Turn the records, from their first line through the line containing "- vertical-scrollbar[interactable]: [1266, 420, 1280, 560]" inclusive, into a JSON list of strings with one string per line, omitting blank lines.

[DATA TO USE]
----

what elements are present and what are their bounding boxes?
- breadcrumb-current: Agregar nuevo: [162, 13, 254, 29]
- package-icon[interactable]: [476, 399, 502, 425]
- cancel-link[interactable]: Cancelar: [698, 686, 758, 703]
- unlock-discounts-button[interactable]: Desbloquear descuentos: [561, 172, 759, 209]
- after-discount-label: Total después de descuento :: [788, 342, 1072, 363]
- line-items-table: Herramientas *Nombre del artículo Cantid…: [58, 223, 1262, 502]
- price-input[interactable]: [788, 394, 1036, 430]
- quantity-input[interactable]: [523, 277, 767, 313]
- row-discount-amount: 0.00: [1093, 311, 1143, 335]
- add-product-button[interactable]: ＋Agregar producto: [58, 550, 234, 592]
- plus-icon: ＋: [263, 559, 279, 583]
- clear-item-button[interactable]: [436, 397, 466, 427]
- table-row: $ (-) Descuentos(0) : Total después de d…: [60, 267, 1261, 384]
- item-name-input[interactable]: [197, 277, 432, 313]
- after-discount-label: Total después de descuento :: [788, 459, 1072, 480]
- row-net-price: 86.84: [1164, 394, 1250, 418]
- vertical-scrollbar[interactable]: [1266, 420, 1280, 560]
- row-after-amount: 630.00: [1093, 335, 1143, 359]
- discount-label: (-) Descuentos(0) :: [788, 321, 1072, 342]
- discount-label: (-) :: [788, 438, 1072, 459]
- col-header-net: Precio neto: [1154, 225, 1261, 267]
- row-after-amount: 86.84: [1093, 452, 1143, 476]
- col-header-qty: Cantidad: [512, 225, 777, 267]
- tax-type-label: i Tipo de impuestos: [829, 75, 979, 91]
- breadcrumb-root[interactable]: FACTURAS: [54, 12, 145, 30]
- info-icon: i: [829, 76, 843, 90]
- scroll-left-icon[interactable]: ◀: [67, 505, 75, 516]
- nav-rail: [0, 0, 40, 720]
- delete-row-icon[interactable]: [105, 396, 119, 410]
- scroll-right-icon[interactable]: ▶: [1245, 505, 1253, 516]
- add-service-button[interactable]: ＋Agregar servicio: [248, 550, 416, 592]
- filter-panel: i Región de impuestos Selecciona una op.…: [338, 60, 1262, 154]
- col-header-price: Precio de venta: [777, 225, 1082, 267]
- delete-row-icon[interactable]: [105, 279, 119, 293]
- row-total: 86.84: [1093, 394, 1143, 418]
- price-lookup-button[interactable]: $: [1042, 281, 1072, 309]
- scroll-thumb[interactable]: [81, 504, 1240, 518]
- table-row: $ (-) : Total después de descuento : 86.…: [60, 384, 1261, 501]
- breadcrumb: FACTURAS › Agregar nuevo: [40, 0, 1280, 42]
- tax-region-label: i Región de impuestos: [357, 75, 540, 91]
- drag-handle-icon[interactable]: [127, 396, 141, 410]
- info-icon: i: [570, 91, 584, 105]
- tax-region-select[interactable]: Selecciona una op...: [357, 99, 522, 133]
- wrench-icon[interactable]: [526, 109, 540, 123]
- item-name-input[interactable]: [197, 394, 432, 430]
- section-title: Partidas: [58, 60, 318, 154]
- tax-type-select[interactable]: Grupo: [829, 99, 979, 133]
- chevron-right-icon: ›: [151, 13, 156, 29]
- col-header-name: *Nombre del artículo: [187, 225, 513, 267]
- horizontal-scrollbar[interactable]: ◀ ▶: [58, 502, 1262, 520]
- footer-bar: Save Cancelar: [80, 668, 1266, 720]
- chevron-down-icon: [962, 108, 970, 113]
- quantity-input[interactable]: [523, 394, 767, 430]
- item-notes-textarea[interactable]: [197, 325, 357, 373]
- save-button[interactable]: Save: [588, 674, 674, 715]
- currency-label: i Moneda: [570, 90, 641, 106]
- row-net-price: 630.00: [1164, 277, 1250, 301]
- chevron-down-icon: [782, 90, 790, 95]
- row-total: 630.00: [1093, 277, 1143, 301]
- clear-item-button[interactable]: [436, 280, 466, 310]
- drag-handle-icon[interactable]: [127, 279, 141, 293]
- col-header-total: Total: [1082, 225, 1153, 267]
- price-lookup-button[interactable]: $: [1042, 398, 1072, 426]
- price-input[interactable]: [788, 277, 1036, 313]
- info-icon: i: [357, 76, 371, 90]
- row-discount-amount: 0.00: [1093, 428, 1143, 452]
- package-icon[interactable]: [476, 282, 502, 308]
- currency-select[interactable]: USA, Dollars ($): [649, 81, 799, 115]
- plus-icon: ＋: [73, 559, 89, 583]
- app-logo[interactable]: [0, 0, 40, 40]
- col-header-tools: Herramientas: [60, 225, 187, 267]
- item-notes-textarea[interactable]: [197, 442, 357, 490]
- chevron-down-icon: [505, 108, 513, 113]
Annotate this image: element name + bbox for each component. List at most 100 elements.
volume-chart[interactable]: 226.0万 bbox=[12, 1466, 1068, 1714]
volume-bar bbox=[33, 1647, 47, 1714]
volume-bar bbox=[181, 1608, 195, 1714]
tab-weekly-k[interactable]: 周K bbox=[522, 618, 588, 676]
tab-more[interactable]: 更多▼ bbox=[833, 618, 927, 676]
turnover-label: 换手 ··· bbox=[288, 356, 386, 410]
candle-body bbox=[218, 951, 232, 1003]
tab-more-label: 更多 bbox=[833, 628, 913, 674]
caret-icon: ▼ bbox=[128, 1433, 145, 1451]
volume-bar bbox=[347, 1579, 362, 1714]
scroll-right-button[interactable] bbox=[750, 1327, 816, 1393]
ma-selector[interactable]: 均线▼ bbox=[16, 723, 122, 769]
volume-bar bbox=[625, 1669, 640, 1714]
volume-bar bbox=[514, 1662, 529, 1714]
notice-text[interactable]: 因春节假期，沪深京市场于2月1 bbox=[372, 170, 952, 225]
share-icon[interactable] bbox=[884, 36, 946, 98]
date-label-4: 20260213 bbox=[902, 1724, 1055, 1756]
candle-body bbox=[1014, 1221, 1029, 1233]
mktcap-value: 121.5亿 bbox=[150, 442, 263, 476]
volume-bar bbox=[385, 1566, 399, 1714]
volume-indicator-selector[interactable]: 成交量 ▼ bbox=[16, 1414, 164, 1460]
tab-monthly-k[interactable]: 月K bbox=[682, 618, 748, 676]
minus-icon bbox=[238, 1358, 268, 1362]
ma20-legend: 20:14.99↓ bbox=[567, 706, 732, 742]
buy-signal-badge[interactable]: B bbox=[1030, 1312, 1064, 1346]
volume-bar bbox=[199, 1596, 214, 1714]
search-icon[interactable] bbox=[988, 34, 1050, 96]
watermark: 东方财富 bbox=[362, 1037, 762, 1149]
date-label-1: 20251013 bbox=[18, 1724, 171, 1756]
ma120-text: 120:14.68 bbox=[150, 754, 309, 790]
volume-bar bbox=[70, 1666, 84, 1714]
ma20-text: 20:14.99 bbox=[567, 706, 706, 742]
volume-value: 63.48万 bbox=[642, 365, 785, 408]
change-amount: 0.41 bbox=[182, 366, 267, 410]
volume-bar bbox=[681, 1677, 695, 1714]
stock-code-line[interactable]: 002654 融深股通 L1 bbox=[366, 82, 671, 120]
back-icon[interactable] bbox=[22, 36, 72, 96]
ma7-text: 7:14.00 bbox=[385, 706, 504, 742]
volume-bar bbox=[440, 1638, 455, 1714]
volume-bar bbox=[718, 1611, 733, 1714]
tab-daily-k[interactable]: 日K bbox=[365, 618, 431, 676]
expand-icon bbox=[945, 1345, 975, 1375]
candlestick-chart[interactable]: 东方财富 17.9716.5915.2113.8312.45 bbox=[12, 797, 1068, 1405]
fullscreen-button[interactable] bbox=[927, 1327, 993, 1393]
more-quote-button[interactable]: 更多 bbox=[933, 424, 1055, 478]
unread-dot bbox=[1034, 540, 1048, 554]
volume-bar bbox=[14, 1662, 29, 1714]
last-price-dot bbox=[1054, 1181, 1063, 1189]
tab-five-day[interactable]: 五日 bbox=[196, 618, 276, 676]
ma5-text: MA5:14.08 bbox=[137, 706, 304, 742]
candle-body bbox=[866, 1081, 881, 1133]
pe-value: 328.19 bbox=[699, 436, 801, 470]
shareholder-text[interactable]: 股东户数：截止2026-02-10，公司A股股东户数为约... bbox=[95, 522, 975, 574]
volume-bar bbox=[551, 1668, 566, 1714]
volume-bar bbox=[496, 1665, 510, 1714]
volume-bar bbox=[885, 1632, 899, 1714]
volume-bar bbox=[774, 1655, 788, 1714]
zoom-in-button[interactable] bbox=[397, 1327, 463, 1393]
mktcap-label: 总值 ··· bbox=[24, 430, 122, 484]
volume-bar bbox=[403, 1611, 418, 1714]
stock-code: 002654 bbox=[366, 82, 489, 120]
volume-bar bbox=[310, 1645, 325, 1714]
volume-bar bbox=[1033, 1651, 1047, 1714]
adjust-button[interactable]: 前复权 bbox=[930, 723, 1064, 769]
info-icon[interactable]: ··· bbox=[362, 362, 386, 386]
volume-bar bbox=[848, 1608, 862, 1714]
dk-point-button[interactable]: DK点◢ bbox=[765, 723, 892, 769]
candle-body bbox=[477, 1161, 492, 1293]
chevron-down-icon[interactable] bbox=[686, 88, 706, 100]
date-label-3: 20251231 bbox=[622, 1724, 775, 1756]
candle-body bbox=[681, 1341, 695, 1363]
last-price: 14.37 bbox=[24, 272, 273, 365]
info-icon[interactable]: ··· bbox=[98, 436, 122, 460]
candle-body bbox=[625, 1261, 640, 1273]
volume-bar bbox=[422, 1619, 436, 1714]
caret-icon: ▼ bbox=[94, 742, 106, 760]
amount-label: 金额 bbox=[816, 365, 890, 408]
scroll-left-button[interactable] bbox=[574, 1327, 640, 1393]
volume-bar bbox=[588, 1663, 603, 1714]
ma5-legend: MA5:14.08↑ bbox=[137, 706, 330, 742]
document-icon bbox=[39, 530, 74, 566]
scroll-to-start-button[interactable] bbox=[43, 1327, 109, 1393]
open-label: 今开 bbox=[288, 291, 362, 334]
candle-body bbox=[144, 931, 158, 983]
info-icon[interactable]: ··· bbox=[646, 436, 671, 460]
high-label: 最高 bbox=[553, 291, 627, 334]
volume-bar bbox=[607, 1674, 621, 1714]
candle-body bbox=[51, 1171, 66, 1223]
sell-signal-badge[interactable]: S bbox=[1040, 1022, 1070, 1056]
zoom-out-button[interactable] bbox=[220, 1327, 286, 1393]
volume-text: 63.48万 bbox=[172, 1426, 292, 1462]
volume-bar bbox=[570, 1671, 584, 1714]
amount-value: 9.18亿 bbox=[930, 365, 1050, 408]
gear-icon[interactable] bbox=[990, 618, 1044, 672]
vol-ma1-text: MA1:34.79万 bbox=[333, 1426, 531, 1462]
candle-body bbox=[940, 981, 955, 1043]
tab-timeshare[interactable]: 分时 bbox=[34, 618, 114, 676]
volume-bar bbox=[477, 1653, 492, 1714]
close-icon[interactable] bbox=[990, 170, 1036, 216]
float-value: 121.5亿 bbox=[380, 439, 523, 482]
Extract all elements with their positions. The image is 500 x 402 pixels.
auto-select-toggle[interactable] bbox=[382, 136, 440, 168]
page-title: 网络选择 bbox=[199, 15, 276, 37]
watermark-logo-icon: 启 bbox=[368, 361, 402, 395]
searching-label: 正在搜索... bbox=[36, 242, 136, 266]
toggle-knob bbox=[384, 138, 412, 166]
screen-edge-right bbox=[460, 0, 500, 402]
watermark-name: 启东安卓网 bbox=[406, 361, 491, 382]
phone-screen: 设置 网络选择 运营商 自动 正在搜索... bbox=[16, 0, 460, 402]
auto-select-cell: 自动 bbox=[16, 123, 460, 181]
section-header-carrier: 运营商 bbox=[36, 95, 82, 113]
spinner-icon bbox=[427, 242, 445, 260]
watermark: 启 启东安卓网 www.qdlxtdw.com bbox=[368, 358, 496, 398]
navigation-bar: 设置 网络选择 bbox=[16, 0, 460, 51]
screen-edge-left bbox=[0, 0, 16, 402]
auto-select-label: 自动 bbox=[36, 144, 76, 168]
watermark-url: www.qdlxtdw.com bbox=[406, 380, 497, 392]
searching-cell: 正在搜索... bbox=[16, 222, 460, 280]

----

[TASK RESPONSE]
[
  "what elements are present and what are their bounding boxes?",
  "- breadcrumb-current: Agregar nuevo: [162, 13, 254, 29]",
  "- package-icon[interactable]: [476, 399, 502, 425]",
  "- cancel-link[interactable]: Cancelar: [698, 686, 758, 703]",
  "- unlock-discounts-button[interactable]: Desbloquear descuentos: [561, 172, 759, 209]",
  "- after-discount-label: Total después de descuento :: [788, 342, 1072, 363]",
  "- line-items-table: Herramientas *Nombre del artículo Cantid…: [58, 223, 1262, 502]",
  "- price-input[interactable]: [788, 394, 1036, 430]",
  "- quantity-input[interactable]: [523, 277, 767, 313]",
  "- row-discount-amount: 0.00: [1093, 311, 1143, 335]",
  "- add-product-button[interactable]: ＋Agregar producto: [58, 550, 234, 592]",
  "- plus-icon: ＋: [263, 559, 279, 583]",
  "- clear-item-button[interactable]: [436, 397, 466, 427]",
  "- table-row: $ (-) Descuentos(0) : Total después de d…: [60, 267, 1261, 384]",
  "- item-name-input[interactable]: [197, 277, 432, 313]",
  "- after-discount-label: Total después de descuento :: [788, 459, 1072, 480]",
  "- row-net-price: 86.84: [1164, 394, 1250, 418]",
  "- vertical-scrollbar[interactable]: [1266, 420, 1280, 560]"
]